Filter this data down to the lines that hold "right", and copy them.

Dataset rows about figures
= = = =

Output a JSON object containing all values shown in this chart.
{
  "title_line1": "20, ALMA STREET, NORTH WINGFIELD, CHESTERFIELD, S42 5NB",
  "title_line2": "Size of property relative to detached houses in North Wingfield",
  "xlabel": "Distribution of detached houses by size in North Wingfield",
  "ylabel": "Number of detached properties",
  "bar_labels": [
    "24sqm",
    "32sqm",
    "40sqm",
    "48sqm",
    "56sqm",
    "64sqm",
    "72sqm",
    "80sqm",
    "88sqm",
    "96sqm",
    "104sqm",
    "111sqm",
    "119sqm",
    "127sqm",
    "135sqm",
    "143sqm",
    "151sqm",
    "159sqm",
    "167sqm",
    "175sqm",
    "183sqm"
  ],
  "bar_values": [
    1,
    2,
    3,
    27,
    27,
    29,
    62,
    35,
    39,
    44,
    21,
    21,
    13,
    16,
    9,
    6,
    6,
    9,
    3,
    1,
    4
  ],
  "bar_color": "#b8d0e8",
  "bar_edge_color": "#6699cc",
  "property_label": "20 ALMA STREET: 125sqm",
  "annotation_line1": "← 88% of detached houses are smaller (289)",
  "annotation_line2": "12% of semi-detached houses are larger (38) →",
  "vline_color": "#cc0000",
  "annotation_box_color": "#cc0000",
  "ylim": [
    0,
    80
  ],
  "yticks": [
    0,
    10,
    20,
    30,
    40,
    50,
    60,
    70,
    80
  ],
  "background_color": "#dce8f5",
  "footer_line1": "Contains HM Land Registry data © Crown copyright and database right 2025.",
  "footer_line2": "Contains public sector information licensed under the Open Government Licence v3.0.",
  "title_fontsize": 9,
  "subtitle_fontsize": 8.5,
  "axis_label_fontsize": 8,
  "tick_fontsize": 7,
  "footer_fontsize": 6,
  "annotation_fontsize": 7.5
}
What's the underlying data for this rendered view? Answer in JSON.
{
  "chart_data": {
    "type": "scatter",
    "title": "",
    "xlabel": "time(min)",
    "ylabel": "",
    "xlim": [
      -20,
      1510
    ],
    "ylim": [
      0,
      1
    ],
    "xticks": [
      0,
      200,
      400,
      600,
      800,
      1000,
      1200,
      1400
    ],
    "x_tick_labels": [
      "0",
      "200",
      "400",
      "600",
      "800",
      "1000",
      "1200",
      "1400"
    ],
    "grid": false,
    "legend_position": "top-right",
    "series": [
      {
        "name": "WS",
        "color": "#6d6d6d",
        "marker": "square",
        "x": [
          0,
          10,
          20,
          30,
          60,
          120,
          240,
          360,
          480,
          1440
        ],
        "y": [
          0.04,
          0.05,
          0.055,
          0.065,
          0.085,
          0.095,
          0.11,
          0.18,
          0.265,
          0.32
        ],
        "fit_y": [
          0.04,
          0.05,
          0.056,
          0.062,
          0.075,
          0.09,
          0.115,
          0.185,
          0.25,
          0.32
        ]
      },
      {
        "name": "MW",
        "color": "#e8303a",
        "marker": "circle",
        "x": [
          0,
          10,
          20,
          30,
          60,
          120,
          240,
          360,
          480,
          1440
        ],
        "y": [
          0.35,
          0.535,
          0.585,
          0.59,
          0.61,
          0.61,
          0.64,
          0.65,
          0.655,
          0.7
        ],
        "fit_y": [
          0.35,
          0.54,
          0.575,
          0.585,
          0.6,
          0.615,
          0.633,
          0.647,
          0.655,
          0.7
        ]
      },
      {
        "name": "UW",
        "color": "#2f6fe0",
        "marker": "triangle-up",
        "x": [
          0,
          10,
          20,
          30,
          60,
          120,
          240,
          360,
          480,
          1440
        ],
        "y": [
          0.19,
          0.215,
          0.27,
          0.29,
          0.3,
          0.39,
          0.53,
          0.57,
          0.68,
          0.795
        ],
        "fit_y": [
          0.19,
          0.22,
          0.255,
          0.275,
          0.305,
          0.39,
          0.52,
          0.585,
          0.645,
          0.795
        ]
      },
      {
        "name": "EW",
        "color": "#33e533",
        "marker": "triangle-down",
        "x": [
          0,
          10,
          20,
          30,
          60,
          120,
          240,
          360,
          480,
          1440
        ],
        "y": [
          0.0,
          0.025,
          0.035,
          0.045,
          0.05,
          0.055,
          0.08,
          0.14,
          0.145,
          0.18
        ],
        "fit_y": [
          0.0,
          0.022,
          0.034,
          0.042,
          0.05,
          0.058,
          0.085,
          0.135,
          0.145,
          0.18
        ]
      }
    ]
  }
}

= = = =

Solution below.
  "footer_line1": "Contains HM Land Registry data © Crown copyright and database right 2025.",
    "legend_position": "top-right",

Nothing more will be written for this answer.